Instructions to follow: Write out exactly the lines from the one containing "Extract all readable text from this page." through the last line of the records below, both included, and leave out any pictures.
Data for processing start
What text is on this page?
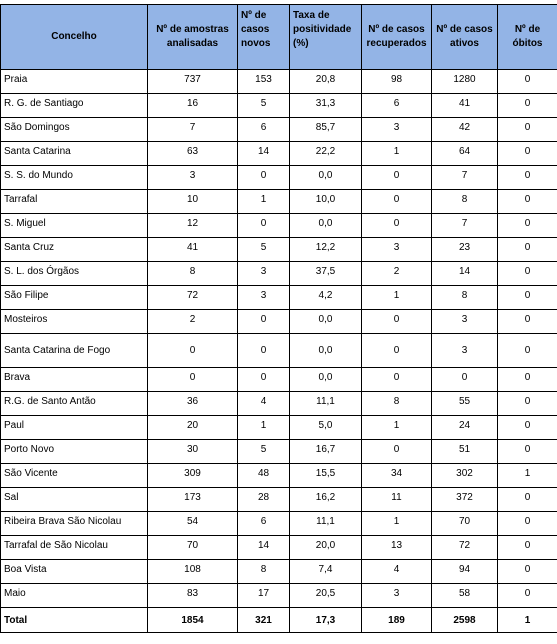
Concelho	Nº de amostras analisadas	Nº de casos novos	Taxa de positividade (%)	Nº de casos recuperados	Nº de casos ativos	Nº de óbitos
Praia	737	153	20,8	98	1280	0
R. G. de Santiago	16	5	31,3	6	41	0
São Domingos	7	6	85,7	3	42	0
Santa Catarina	63	14	22,2	1	64	0
S. S. do Mundo	3	0	0,0	0	7	0
Tarrafal	10	1	10,0	0	8	0
S. Miguel	12	0	0,0	0	7	0
Santa Cruz	41	5	12,2	3	23	0
S. L. dos Órgãos	8	3	37,5	2	14	0
São Filipe	72	3	4,2	1	8	0
Mosteiros	2	0	0,0	0	3	0
Santa Catarina de Fogo	0	0	0,0	0	3	0
Brava	0	0	0,0	0	0	0
R.G. de Santo Antão	36	4	11,1	8	55	0
Paul	20	1	5,0	1	24	0
Porto Novo	30	5	16,7	0	51	0
São Vicente	309	48	15,5	34	302	1
Sal	173	28	16,2	11	372	0
Ribeira Brava São Nicolau	54	6	11,1	1	70	0
Tarrafal de São Nicolau	70	14	20,0	13	72	0
Boa Vista	108	8	7,4	4	94	0
Maio	83	17	20,5	3	58	0
Total	1854	321	17,3	189	2598	1
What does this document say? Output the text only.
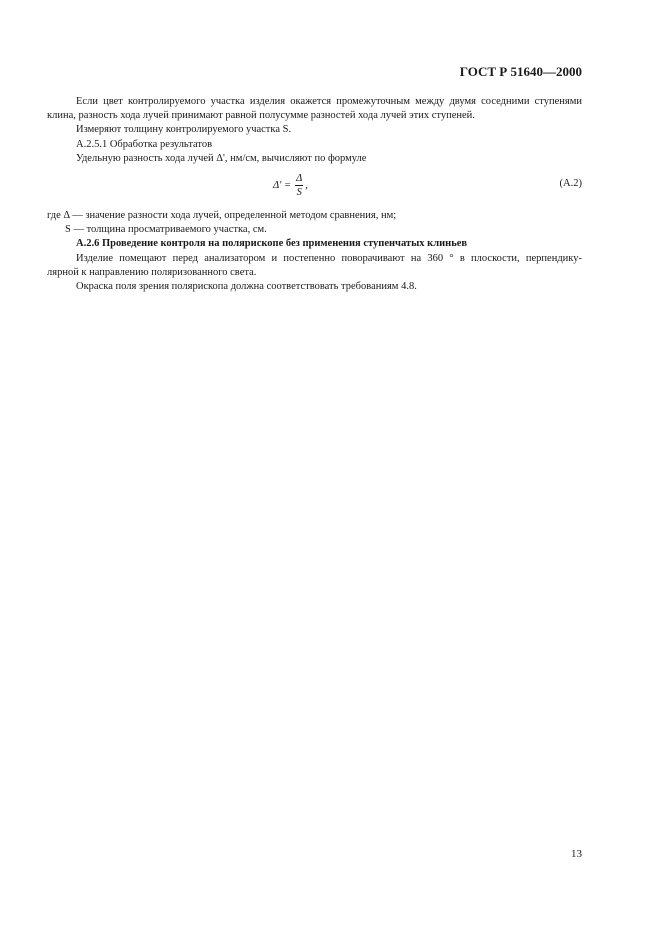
ГОСТ Р 51640—2000

Если цвет контролируемого участка изделия окажется промежуточным между двумя соседними ступенями

клина, разность хода лучей принимают равной полусумме разностей хода лучей этих ступеней.

Измеряют толщину контролируемого участка S.

А.2.5.1 Обработка результатов

Удельную разность хода лучей Δ', нм/см, вычисляют по формуле

$\Delta' = \frac{\Delta}{S}$ ,	(А.2)

где Δ — значение разности хода лучей, определенной методом сравнения, нм;

S — толщина просматриваемого участка, см.

А.2.6 Проведение контроля на полярископе без применения ступенчатых клиньев

Изделие помещают перед анализатором и постепенно поворачивают на 360 ° в плоскости, перпендику-

лярной к направлению поляризованного света.

Окраска поля зрения полярископа должна соответствовать требованиям 4.8.

13
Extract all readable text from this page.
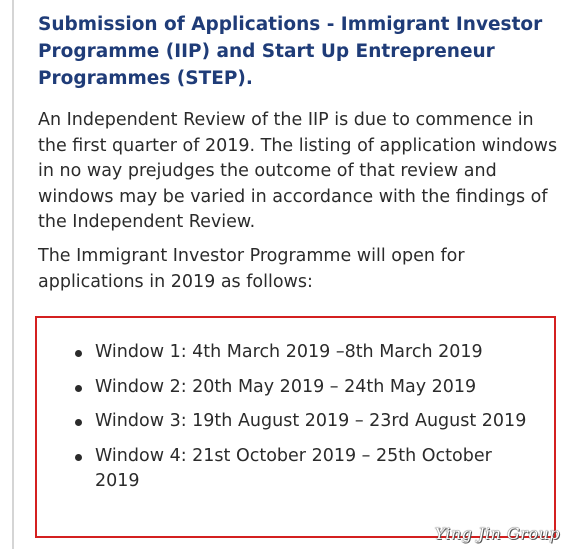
Submission of Applications - Immigrant Investor Programme (IIP) and Start Up Entrepreneur Programmes (STEP).

An Independent Review of the IIP is due to commence in the first quarter of 2019. The listing of application windows in no way prejudges the outcome of that review and windows may be varied in accordance with the findings of the Independent Review.

The Immigrant Investor Programme will open for applications in 2019 as follows:

Window 1: 4th March 2019 –8th March 2019
Window 2: 20th May 2019 – 24th May 2019
Window 3: 19th August 2019 – 23rd August 2019
Window 4: 21st October 2019 – 25th October 2019
Ying Jin Group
Data for processing end
Written response:
Extract all readable text from this page.
Submission of Applications - Immigrant Investor Programme (IIP) and Start Up Entrepreneur Programmes (STEP).

An Independent Review of the IIP is due to commence in the first quarter of 2019. The listing of application windows in no way prejudges the outcome of that review and windows may be varied in accordance with the findings of the Independent Review.

The Immigrant Investor Programme will open for applications in 2019 as follows:

Window 1: 4th March 2019 –8th March 2019
Window 2: 20th May 2019 – 24th May 2019
Window 3: 19th August 2019 – 23rd August 2019
Window 4: 21st October 2019 – 25th October 2019
Ying Jin Group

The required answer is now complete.